> [Short problem]
Go through the records and copy each line where the word "ROAD" occurs.

— START —

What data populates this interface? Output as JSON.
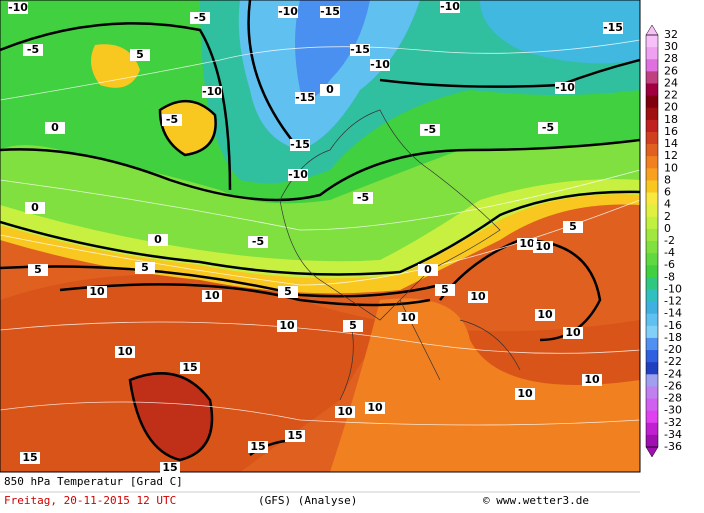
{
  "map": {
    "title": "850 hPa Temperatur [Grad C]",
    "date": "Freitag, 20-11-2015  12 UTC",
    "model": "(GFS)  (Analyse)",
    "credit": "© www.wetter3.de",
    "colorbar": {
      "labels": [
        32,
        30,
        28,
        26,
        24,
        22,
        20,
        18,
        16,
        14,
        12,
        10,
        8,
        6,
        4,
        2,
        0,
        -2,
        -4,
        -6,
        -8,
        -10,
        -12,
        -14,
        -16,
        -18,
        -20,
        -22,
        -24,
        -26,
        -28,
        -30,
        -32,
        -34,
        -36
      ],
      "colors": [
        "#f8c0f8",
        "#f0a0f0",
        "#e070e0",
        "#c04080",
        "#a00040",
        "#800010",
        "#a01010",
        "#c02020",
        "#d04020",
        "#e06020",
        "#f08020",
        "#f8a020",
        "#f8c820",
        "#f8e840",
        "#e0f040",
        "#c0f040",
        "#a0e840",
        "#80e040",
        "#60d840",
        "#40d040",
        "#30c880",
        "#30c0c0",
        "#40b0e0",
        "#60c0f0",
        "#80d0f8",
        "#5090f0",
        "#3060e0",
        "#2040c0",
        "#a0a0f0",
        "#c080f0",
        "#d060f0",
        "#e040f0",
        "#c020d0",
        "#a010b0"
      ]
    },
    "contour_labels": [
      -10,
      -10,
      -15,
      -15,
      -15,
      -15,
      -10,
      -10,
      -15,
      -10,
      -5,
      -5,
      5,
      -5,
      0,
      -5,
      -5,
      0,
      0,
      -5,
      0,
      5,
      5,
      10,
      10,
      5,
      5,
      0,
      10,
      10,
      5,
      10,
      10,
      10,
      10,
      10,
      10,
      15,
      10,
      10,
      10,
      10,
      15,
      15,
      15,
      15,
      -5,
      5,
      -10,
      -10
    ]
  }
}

— END —
— START —

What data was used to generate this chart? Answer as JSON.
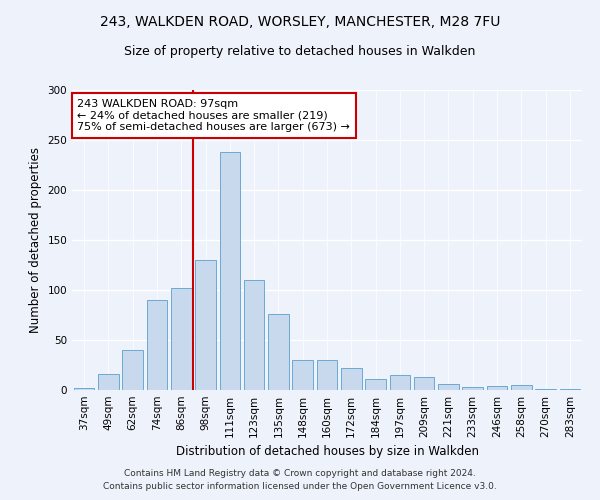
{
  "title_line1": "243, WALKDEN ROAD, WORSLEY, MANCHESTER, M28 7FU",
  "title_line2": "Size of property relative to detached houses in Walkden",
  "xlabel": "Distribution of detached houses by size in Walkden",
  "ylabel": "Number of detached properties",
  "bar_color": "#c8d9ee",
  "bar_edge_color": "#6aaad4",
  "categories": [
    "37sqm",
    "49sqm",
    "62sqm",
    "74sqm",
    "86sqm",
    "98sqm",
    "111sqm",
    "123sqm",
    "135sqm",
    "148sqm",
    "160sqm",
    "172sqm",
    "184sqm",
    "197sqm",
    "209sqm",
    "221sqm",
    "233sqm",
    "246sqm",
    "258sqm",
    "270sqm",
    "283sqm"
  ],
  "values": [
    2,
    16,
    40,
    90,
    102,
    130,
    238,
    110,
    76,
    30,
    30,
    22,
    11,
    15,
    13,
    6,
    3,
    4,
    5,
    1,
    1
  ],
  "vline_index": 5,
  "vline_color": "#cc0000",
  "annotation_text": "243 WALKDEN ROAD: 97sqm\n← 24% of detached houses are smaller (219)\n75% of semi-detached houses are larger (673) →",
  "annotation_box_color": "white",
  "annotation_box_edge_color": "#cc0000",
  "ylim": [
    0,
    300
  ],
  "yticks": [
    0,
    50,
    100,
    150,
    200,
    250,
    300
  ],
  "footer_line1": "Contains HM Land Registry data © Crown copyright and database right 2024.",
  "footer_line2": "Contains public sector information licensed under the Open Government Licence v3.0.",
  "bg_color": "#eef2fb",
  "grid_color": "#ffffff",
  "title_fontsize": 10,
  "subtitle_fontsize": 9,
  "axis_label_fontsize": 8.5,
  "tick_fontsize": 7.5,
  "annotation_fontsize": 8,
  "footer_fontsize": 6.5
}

— END —

> [Exercise output]
  "title_line1": "243, WALKDEN ROAD, WORSLEY, MANCHESTER, M28 7FU",
  "annotation_text": "243 WALKDEN ROAD: 97sqm\n← 24% of detached houses are smaller (219)\n75% of semi-detached houses are larger (673) →",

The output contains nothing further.